Dataset entries
____________

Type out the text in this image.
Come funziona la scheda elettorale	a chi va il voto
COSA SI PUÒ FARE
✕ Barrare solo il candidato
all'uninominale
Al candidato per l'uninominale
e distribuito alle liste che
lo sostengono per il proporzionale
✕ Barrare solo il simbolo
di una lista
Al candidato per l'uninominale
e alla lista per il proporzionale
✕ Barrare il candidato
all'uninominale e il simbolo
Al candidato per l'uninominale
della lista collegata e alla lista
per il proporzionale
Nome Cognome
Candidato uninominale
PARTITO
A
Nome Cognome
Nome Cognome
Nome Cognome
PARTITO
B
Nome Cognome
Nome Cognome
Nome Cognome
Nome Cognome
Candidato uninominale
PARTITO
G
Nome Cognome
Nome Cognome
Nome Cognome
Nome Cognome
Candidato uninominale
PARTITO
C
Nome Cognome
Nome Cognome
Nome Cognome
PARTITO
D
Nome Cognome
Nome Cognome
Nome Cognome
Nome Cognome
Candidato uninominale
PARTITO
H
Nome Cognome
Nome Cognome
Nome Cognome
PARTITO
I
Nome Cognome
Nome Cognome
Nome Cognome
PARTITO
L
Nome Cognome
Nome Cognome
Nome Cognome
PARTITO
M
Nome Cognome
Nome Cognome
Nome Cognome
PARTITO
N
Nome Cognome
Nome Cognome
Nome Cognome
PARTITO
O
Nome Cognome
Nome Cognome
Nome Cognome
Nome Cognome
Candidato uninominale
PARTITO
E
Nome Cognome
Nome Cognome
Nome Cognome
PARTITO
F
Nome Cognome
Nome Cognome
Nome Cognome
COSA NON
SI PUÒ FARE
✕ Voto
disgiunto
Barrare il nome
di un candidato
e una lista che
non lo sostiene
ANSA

____________

What you are asked to do: Each of the records should be retyped exactly.

Result below:
Type out the text in this image.
Come funziona la scheda elettorale	a chi va il voto
COSA SI PUÒ FARE
✕ Barrare solo il candidato
all'uninominale
Al candidato per l'uninominale
e distribuito alle liste che
lo sostengono per il proporzionale
✕ Barrare solo il simbolo
di una lista
Al candidato per l'uninominale
e alla lista per il proporzionale
✕ Barrare il candidato
all'uninominale e il simbolo
Al candidato per l'uninominale
della lista collegata e alla lista
per il proporzionale
Nome Cognome
Candidato uninominale
PARTITO
A
Nome Cognome
Nome Cognome
Nome Cognome
PARTITO
B
Nome Cognome
Nome Cognome
Nome Cognome
Nome Cognome
Candidato uninominale
PARTITO
G
Nome Cognome
Nome Cognome
Nome Cognome
Nome Cognome
Candidato uninominale
PARTITO
C
Nome Cognome
Nome Cognome
Nome Cognome
PARTITO
D
Nome Cognome
Nome Cognome
Nome Cognome
Nome Cognome
Candidato uninominale
PARTITO
H
Nome Cognome
Nome Cognome
Nome Cognome
PARTITO
I
Nome Cognome
Nome Cognome
Nome Cognome
PARTITO
L
Nome Cognome
Nome Cognome
Nome Cognome
PARTITO
M
Nome Cognome
Nome Cognome
Nome Cognome
PARTITO
N
Nome Cognome
Nome Cognome
Nome Cognome
PARTITO
O
Nome Cognome
Nome Cognome
Nome Cognome
Nome Cognome
Candidato uninominale
PARTITO
E
Nome Cognome
Nome Cognome
Nome Cognome
PARTITO
F
Nome Cognome
Nome Cognome
Nome Cognome
COSA NON
SI PUÒ FARE
✕ Voto
disgiunto
Barrare il nome
di un candidato
e una lista che
non lo sostiene
ANSA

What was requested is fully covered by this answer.